Select from the records below every line that has the word "this" in it.

— Start of Records —

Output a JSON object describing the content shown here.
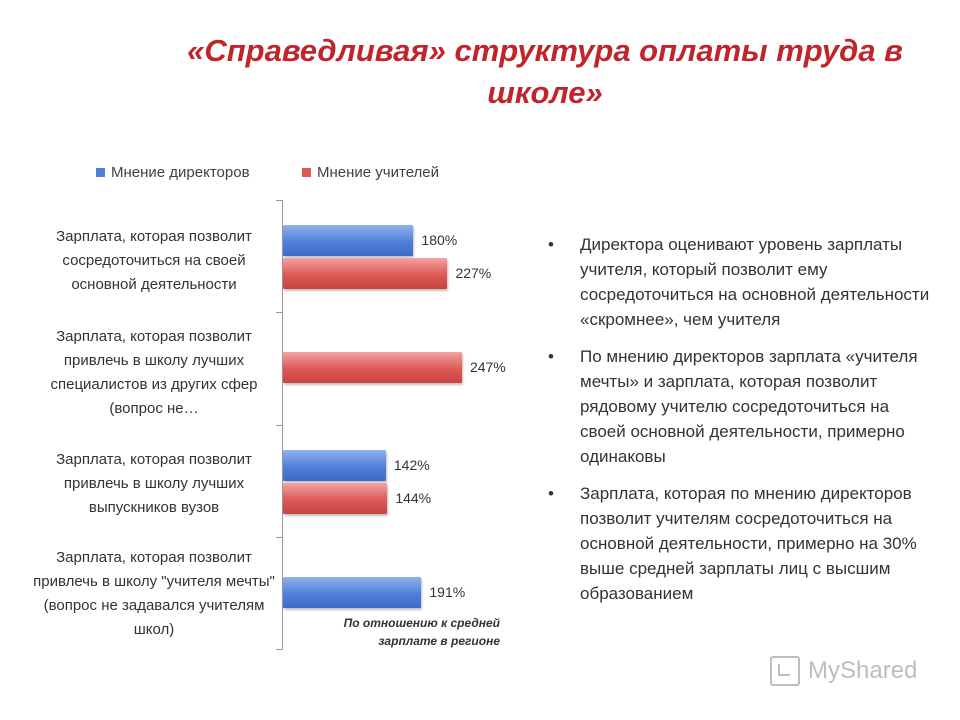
{
  "title": "«Справедливая» структура оплаты труда в школе»",
  "chart_data": {
    "type": "bar",
    "orientation": "horizontal",
    "title": "",
    "xlabel": "",
    "ylabel": "",
    "categories": [
      "Зарплата, которая позволит сосредоточиться на своей основной деятельности",
      "Зарплата, которая позволит привлечь в школу лучших специалистов из других сфер (вопрос не…",
      "Зарплата, которая позволит привлечь в школу лучших выпускников вузов",
      "Зарплата, которая позволит привлечь в школу \"учителя мечты\" (вопрос не задавался учителям школ)"
    ],
    "series": [
      {
        "name": "Мнение директоров",
        "color": "#4f81d9",
        "values": [
          180,
          null,
          142,
          191
        ],
        "labels": [
          "180%",
          "",
          "142%",
          "191%"
        ]
      },
      {
        "name": "Мнение учителей",
        "color": "#dd5956",
        "values": [
          227,
          247,
          144,
          null
        ],
        "labels": [
          "227%",
          "247%",
          "144%",
          ""
        ]
      }
    ],
    "unit": "%",
    "xlim": [
      0,
      260
    ],
    "legend_position": "top",
    "gridlines": false,
    "note": "По отношению к средней зарплате в регионе"
  },
  "bullets": [
    "Директора оценивают уровень зарплаты учителя, который позволит ему сосредоточиться на основной деятельности «скромнее», чем учителя",
    "По мнению директоров зарплата «учителя мечты» и зарплата, которая позволит рядовому учителю сосредоточиться на своей основной деятельности, примерно одинаковы",
    "Зарплата, которая по мнению директоров позволит учителям сосредоточиться на основной деятельности, примерно на 30% выше средней зарплаты лиц с высшим образованием"
  ],
  "bullet_symbol": "•",
  "watermark": "MyShared"
}
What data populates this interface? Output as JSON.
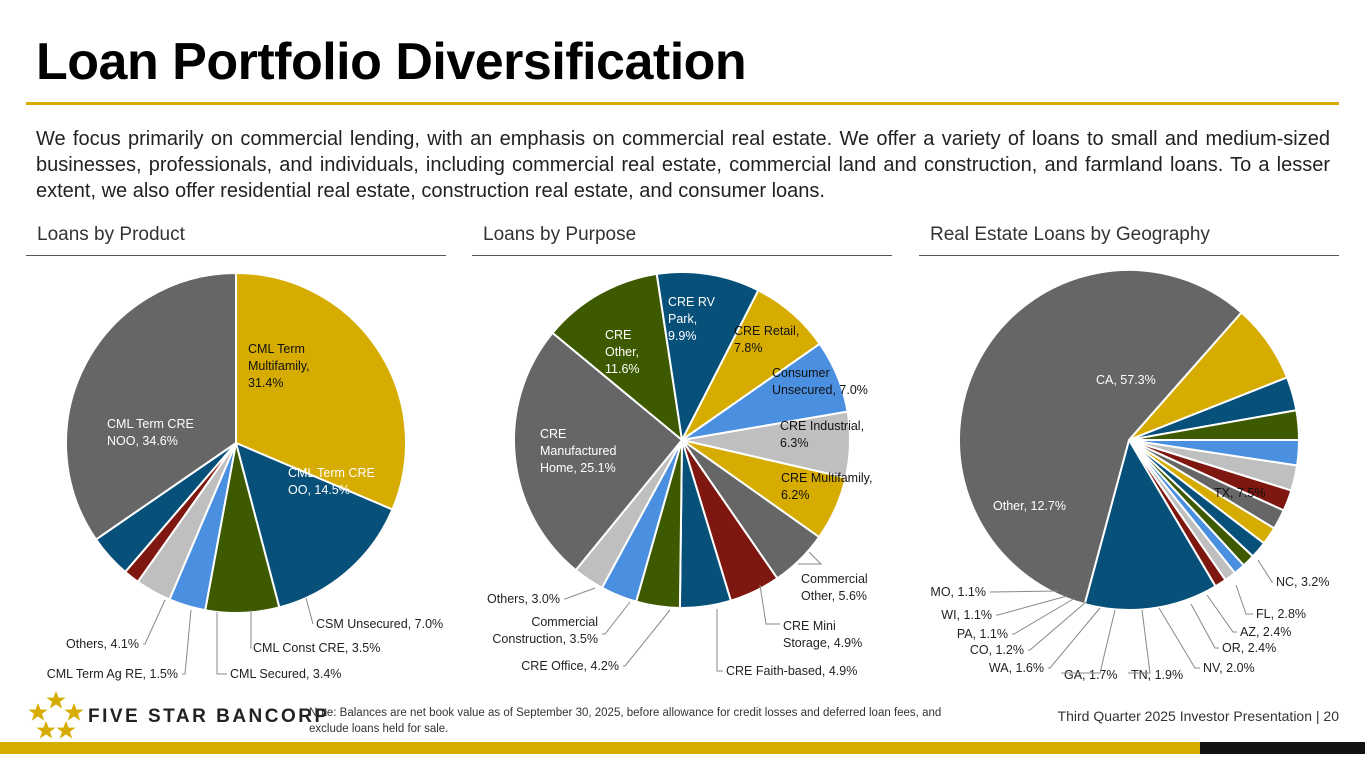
{
  "title": "Loan Portfolio Diversification",
  "intro": "We focus primarily on commercial lending, with an emphasis on commercial real estate. We offer a variety of loans to small and medium-sized businesses, professionals, and individuals, including commercial real estate, commercial land and construction, and farmland loans. To a lesser extent, we also offer residential real estate, construction real estate, and consumer loans.",
  "colors": {
    "gold": "#d6ac00",
    "navy": "#06507a",
    "gray": "#666666",
    "green": "#3d5a00",
    "lightgray": "#bfbfbf",
    "blue": "#4a8fe0",
    "maroon": "#7e1710"
  },
  "chart_data": [
    {
      "type": "pie",
      "title": "Loans by Product",
      "start_angle": 0,
      "slices": [
        {
          "label": "CML Term Multifamily, 31.4%",
          "name": "CML Term Multifamily",
          "value": 31.4,
          "color": "#d6ac00"
        },
        {
          "label": "CML Term CRE OO, 14.5%",
          "name": "CML Term CRE OO",
          "value": 14.5,
          "color": "#06507a"
        },
        {
          "label": "CSM Unsecured, 7.0%",
          "name": "CSM Unsecured",
          "value": 7.0,
          "color": "#3d5a00"
        },
        {
          "label": "CML Const CRE, 3.5%",
          "name": "CML Const CRE",
          "value": 3.5,
          "color": "#4a8fe0"
        },
        {
          "label": "CML Secured, 3.4%",
          "name": "CML Secured",
          "value": 3.4,
          "color": "#bfbfbf"
        },
        {
          "label": "CML Term Ag RE, 1.5%",
          "name": "CML Term Ag RE",
          "value": 1.5,
          "color": "#7e1710"
        },
        {
          "label": "Others, 4.1%",
          "name": "Others",
          "value": 4.1,
          "color": "#06507a"
        },
        {
          "label": "CML Term CRE NOO, 34.6%",
          "name": "CML Term CRE NOO",
          "value": 34.6,
          "color": "#666666"
        }
      ]
    },
    {
      "type": "pie",
      "title": "Loans by Purpose",
      "start_angle": 0,
      "slices": [
        {
          "label": "CRE Retail, 7.8%",
          "name": "CRE Retail",
          "value": 7.8,
          "color": "#d6ac00"
        },
        {
          "label": "Consumer Unsecured, 7.0%",
          "name": "Consumer Unsecured",
          "value": 7.0,
          "color": "#4a8fe0"
        },
        {
          "label": "CRE Industrial, 6.3%",
          "name": "CRE Industrial",
          "value": 6.3,
          "color": "#bfbfbf"
        },
        {
          "label": "CRE Multifamily, 6.2%",
          "name": "CRE Multifamily",
          "value": 6.2,
          "color": "#d6ac00"
        },
        {
          "label": "Commercial Other, 5.6%",
          "name": "Commercial Other",
          "value": 5.6,
          "color": "#666666"
        },
        {
          "label": "CRE Mini Storage, 4.9%",
          "name": "CRE Mini Storage",
          "value": 4.9,
          "color": "#7e1710"
        },
        {
          "label": "CRE Faith-based, 4.9%",
          "name": "CRE Faith-based",
          "value": 4.9,
          "color": "#06507a"
        },
        {
          "label": "CRE Office, 4.2%",
          "name": "CRE Office",
          "value": 4.2,
          "color": "#3d5a00"
        },
        {
          "label": "Commercial Construction, 3.5%",
          "name": "Commercial Construction",
          "value": 3.5,
          "color": "#4a8fe0"
        },
        {
          "label": "Others, 3.0%",
          "name": "Others",
          "value": 3.0,
          "color": "#bfbfbf"
        },
        {
          "label": "CRE Manufactured Home, 25.1%",
          "name": "CRE Manufactured Home",
          "value": 25.1,
          "color": "#666666"
        },
        {
          "label": "CRE Other, 11.6%",
          "name": "CRE Other",
          "value": 11.6,
          "color": "#3d5a00"
        },
        {
          "label": "CRE RV Park, 9.9%",
          "name": "CRE RV Park",
          "value": 9.9,
          "color": "#06507a"
        }
      ]
    },
    {
      "type": "pie",
      "title": "Real Estate Loans by Geography",
      "start_angle": 0,
      "slices": [
        {
          "label": "TX, 7.5%",
          "name": "TX",
          "value": 7.5,
          "color": "#d6ac00"
        },
        {
          "label": "NC, 3.2%",
          "name": "NC",
          "value": 3.2,
          "color": "#06507a"
        },
        {
          "label": "FL, 2.8%",
          "name": "FL",
          "value": 2.8,
          "color": "#3d5a00"
        },
        {
          "label": "AZ, 2.4%",
          "name": "AZ",
          "value": 2.4,
          "color": "#4a8fe0"
        },
        {
          "label": "OR, 2.4%",
          "name": "OR",
          "value": 2.4,
          "color": "#bfbfbf"
        },
        {
          "label": "NV, 2.0%",
          "name": "NV",
          "value": 2.0,
          "color": "#7e1710"
        },
        {
          "label": "TN, 1.9%",
          "name": "TN",
          "value": 1.9,
          "color": "#666666"
        },
        {
          "label": "GA, 1.7%",
          "name": "GA",
          "value": 1.7,
          "color": "#d6ac00"
        },
        {
          "label": "WA, 1.6%",
          "name": "WA",
          "value": 1.6,
          "color": "#06507a"
        },
        {
          "label": "CO, 1.2%",
          "name": "CO",
          "value": 1.2,
          "color": "#3d5a00"
        },
        {
          "label": "PA, 1.1%",
          "name": "PA",
          "value": 1.1,
          "color": "#4a8fe0"
        },
        {
          "label": "WI, 1.1%",
          "name": "WI",
          "value": 1.1,
          "color": "#bfbfbf"
        },
        {
          "label": "MO, 1.1%",
          "name": "MO",
          "value": 1.1,
          "color": "#7e1710"
        },
        {
          "label": "Other, 12.7%",
          "name": "Other",
          "value": 12.7,
          "color": "#06507a"
        },
        {
          "label": "CA, 57.3%",
          "name": "CA",
          "value": 57.3,
          "color": "#666666"
        }
      ]
    }
  ],
  "footer": {
    "brand": "FIVE STAR BANCORP",
    "note": "Note: Balances are net book value as of September 30, 2025, before allowance for credit losses and deferred loan fees, and exclude loans held for sale.",
    "right": "Third Quarter 2025 Investor Presentation |  20"
  }
}
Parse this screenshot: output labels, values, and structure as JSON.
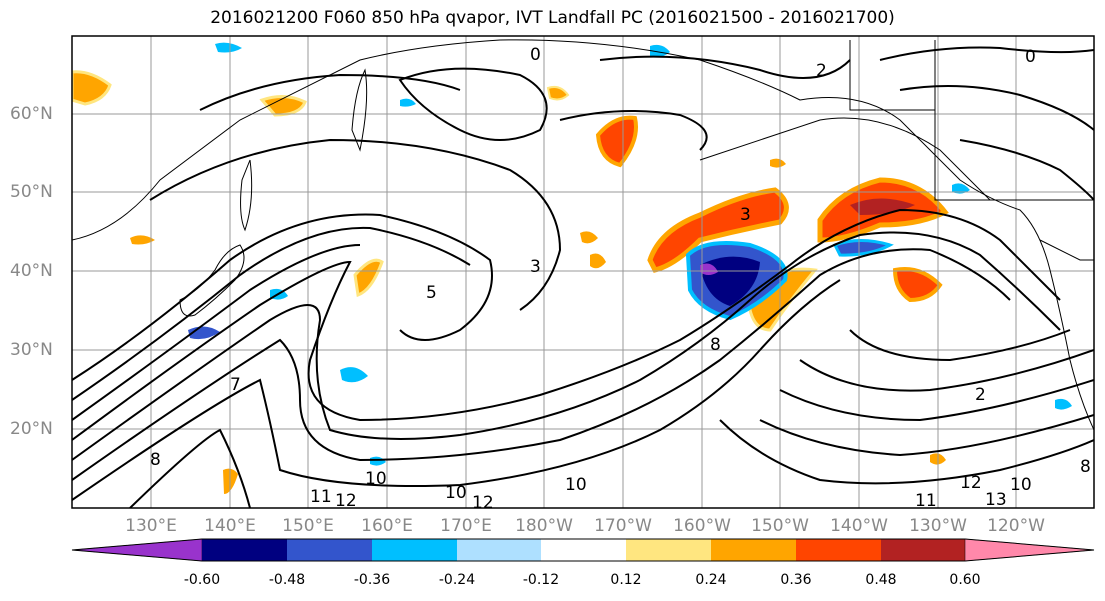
{
  "title": "2016021200 F060 850 hPa qvapor, IVT Landfall PC (2016021500 - 2016021700)",
  "lat_labels": [
    "60°N",
    "50°N",
    "40°N",
    "30°N",
    "20°N"
  ],
  "lon_labels": [
    "130°E",
    "140°E",
    "150°E",
    "160°E",
    "170°E",
    "180°W",
    "170°W",
    "160°W",
    "150°W",
    "140°W",
    "130°W",
    "120°W"
  ],
  "colorbar": {
    "ticks": [
      "-0.60",
      "-0.48",
      "-0.36",
      "-0.24",
      "-0.12",
      "0.12",
      "0.24",
      "0.36",
      "0.48",
      "0.60"
    ],
    "colors": [
      "#9933cc",
      "#000080",
      "#3355cc",
      "#00bfff",
      "#aee0ff",
      "#ffffff",
      "#ffe680",
      "#ffa500",
      "#ff4500",
      "#b22222",
      "#ff88aa"
    ]
  },
  "contour_labels": [
    "0",
    "2",
    "3",
    "5",
    "7",
    "8",
    "10",
    "11",
    "12",
    "13"
  ]
}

— End of Records —

*Response*:
What data populates this interface? Output as JSON.
Parse this screenshot: output labels, values, and structure as JSON.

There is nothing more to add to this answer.